• [Exercise inputs]:
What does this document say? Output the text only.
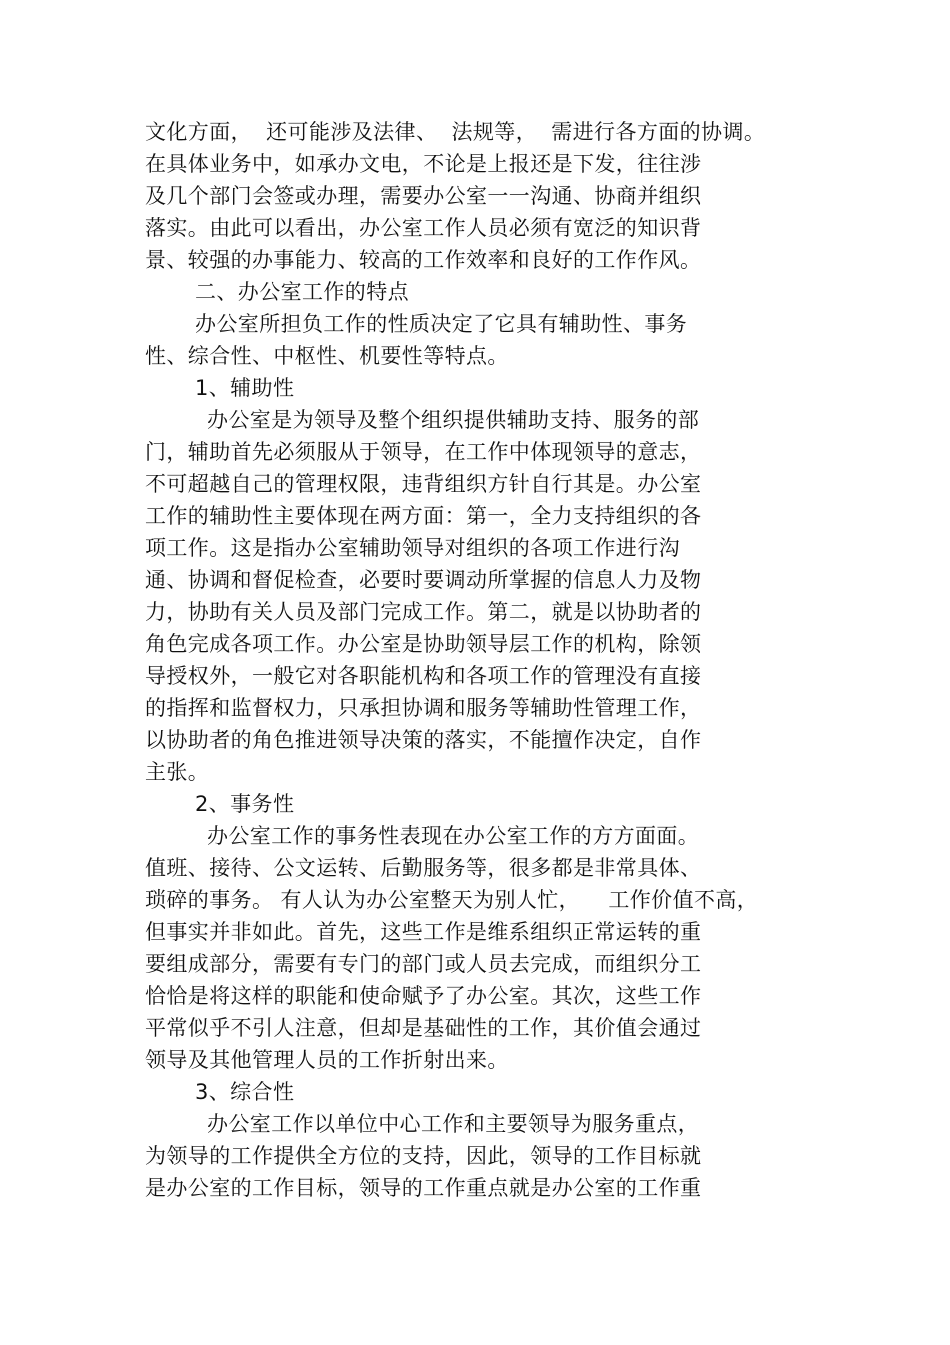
文化方面，  还可能涉及法律、  法规等，  需进行各方面的协调。
在具体业务中，如承办文电，不论是上报还是下发，往往涉
及几个部门会签或办理，需要办公室一一沟通、协商并组织
落实。由此可以看出，办公室工作人员必须有宽泛的知识背
景、较强的办事能力、较高的工作效率和良好的工作作风。
二、办公室工作的特点
办公室所担负工作的性质决定了它具有辅助性、事务
性、综合性、中枢性、机要性等特点。
1、辅助性
办公室是为领导及整个组织提供辅助支持、服务的部
门，辅助首先必须服从于领导，在工作中体现领导的意志，
不可超越自己的管理权限，违背组织方针自行其是。办公室
工作的辅助性主要体现在两方面：第一，全力支持组织的各
项工作。这是指办公室辅助领导对组织的各项工作进行沟
通、协调和督促检查，必要时要调动所掌握的信息人力及物
力，协助有关人员及部门完成工作。第二，就是以协助者的
角色完成各项工作。办公室是协助领导层工作的机构，除领
导授权外，一般它对各职能机构和各项工作的管理没有直接
的指挥和监督权力，只承担协调和服务等辅助性管理工作，
以协助者的角色推进领导决策的落实，不能擅作决定，自作
主张。
2、事务性
办公室工作的事务性表现在办公室工作的方方面面。
值班、接待、公文运转、后勤服务等，很多都是非常具体、
琐碎的事务。 有人认为办公室整天为别人忙，    工作价值不高，
但事实并非如此。首先，这些工作是维系组织正常运转的重
要组成部分，需要有专门的部门或人员去完成，而组织分工
恰恰是将这样的职能和使命赋予了办公室。其次，这些工作
平常似乎不引人注意，但却是基础性的工作，其价值会通过
领导及其他管理人员的工作折射出来。
3、综合性
办公室工作以单位中心工作和主要领导为服务重点，
为领导的工作提供全方位的支持，因此，领导的工作目标就
是办公室的工作目标，领导的工作重点就是办公室的工作重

• [What this task involves]:
Restate the records word for word, omitting images.

• [Result for this task]:
What does this document say? Output the text only.
文化方面，  还可能涉及法律、  法规等，  需进行各方面的协调。
在具体业务中，如承办文电，不论是上报还是下发，往往涉
及几个部门会签或办理，需要办公室一一沟通、协商并组织
落实。由此可以看出，办公室工作人员必须有宽泛的知识背
景、较强的办事能力、较高的工作效率和良好的工作作风。
二、办公室工作的特点
办公室所担负工作的性质决定了它具有辅助性、事务
性、综合性、中枢性、机要性等特点。
1、辅助性
办公室是为领导及整个组织提供辅助支持、服务的部
门，辅助首先必须服从于领导，在工作中体现领导的意志，
不可超越自己的管理权限，违背组织方针自行其是。办公室
工作的辅助性主要体现在两方面：第一，全力支持组织的各
项工作。这是指办公室辅助领导对组织的各项工作进行沟
通、协调和督促检查，必要时要调动所掌握的信息人力及物
力，协助有关人员及部门完成工作。第二，就是以协助者的
角色完成各项工作。办公室是协助领导层工作的机构，除领
导授权外，一般它对各职能机构和各项工作的管理没有直接
的指挥和监督权力，只承担协调和服务等辅助性管理工作，
以协助者的角色推进领导决策的落实，不能擅作决定，自作
主张。
2、事务性
办公室工作的事务性表现在办公室工作的方方面面。
值班、接待、公文运转、后勤服务等，很多都是非常具体、
琐碎的事务。 有人认为办公室整天为别人忙，    工作价值不高，
但事实并非如此。首先，这些工作是维系组织正常运转的重
要组成部分，需要有专门的部门或人员去完成，而组织分工
恰恰是将这样的职能和使命赋予了办公室。其次，这些工作
平常似乎不引人注意，但却是基础性的工作，其价值会通过
领导及其他管理人员的工作折射出来。
3、综合性
办公室工作以单位中心工作和主要领导为服务重点，
为领导的工作提供全方位的支持，因此，领导的工作目标就
是办公室的工作目标，领导的工作重点就是办公室的工作重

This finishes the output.